-- start DATA PROVIDED --
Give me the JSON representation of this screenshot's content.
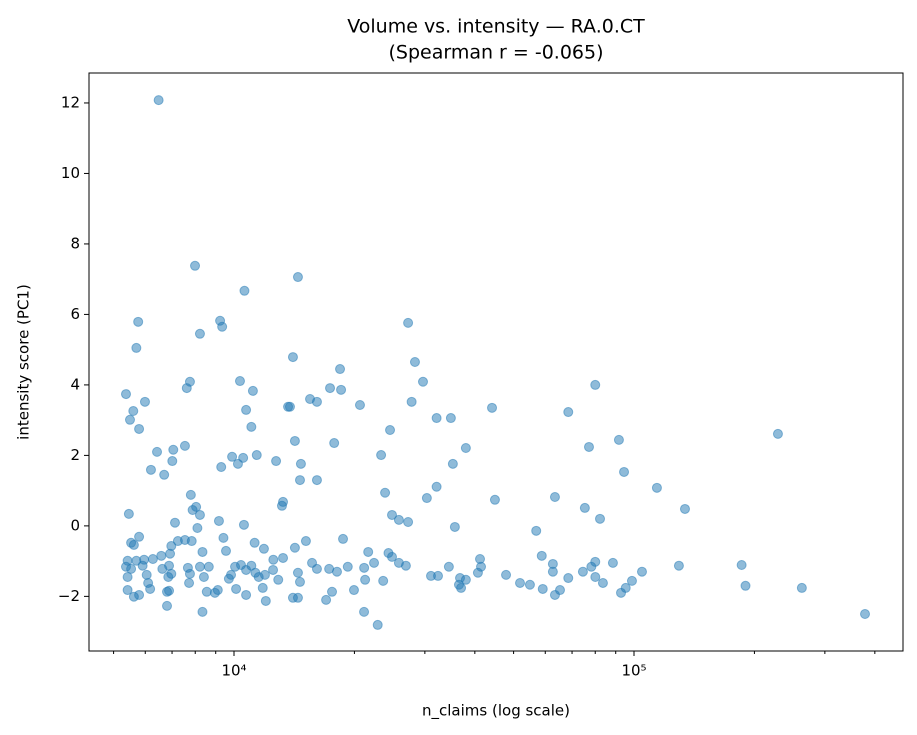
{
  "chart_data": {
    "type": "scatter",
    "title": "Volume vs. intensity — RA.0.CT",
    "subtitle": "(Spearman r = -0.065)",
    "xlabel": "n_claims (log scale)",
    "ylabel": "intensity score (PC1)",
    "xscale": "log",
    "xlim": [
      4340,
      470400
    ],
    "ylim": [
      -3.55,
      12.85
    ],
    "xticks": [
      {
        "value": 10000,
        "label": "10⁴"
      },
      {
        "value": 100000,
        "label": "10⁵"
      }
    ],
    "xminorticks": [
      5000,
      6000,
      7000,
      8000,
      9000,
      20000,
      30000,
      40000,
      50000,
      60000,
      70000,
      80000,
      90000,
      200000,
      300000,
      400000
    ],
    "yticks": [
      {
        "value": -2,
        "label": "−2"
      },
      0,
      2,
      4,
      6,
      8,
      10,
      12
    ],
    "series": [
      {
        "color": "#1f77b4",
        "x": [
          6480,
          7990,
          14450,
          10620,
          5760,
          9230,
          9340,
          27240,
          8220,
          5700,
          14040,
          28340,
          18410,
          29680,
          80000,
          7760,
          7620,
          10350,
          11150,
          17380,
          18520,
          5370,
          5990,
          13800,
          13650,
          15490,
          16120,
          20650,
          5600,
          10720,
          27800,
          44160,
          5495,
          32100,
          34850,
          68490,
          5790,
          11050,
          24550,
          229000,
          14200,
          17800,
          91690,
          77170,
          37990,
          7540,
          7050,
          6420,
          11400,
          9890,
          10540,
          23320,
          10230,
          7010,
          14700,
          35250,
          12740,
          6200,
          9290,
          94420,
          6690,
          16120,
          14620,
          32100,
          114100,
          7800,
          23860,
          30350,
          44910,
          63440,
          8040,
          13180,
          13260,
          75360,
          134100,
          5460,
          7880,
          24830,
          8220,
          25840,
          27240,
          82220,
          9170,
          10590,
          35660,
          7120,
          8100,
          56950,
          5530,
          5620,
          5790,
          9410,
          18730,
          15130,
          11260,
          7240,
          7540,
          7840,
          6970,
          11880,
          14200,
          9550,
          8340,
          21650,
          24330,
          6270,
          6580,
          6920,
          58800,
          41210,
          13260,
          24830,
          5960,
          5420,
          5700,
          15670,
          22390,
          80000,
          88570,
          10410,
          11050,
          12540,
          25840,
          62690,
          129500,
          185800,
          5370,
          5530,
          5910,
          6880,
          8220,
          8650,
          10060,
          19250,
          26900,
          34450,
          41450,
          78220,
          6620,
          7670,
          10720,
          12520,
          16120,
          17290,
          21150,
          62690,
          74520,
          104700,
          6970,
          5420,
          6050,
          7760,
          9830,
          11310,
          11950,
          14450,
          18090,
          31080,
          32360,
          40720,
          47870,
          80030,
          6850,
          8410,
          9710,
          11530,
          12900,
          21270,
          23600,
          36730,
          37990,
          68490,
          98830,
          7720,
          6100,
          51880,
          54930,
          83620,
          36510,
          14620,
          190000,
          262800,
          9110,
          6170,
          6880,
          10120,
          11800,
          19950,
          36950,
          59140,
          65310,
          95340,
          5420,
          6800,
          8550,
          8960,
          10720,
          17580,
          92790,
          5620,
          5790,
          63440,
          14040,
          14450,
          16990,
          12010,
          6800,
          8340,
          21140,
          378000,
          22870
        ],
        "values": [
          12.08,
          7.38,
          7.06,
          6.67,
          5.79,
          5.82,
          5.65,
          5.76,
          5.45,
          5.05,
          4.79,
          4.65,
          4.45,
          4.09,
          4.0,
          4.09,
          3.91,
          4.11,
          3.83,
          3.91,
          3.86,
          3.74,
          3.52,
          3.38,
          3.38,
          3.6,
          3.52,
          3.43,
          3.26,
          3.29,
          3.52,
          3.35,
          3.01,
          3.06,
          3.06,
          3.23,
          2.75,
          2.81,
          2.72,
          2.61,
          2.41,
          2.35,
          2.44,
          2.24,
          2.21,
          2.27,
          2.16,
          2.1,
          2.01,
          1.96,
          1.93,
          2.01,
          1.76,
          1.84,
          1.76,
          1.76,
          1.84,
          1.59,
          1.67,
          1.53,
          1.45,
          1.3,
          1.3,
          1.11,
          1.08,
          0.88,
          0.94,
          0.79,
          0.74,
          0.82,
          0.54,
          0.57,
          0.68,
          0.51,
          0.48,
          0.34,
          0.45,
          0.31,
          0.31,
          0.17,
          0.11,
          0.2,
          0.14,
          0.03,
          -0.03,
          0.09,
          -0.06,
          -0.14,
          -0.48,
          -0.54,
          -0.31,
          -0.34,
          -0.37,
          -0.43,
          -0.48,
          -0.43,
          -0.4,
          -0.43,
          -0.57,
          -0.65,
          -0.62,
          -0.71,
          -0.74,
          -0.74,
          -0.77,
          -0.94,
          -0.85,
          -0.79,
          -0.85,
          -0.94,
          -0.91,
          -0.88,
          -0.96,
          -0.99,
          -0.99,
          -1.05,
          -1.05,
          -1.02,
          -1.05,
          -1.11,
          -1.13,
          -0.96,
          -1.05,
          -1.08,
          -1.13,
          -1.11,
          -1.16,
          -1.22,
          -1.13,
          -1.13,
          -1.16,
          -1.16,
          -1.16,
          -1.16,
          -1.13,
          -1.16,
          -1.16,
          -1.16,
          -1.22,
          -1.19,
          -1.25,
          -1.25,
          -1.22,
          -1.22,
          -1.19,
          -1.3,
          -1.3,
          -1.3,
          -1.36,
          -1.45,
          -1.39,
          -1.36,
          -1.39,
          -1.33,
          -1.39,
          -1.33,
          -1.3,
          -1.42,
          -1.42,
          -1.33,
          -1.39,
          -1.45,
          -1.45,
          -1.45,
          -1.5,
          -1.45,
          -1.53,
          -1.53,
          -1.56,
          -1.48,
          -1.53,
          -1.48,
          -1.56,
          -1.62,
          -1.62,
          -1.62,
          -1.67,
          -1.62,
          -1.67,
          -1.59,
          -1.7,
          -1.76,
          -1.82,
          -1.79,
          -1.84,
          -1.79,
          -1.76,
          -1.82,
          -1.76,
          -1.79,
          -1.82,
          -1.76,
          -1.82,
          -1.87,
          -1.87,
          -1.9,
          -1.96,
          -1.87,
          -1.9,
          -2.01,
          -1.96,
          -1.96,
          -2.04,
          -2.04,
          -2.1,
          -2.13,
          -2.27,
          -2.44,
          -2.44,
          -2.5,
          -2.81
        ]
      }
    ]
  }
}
-- end DATA PROVIDED --
-- start DATA PROVIDED --
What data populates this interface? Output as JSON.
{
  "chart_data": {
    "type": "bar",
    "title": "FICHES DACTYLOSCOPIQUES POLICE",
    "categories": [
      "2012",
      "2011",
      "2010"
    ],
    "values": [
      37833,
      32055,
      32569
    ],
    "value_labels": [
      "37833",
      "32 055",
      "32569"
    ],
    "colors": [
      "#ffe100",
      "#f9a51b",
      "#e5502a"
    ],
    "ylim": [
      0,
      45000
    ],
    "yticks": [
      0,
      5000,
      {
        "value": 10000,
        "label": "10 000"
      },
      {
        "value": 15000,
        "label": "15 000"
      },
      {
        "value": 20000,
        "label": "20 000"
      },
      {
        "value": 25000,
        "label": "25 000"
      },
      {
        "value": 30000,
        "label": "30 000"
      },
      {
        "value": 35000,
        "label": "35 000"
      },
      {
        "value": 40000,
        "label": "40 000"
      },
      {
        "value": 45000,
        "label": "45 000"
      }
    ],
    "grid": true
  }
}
-- end DATA PROVIDED --
## [INSTRUCTIONS FOR THE TASK]
Report the number of lines that contain "this", with no other words.

## [CORRECT RESPONSE]
2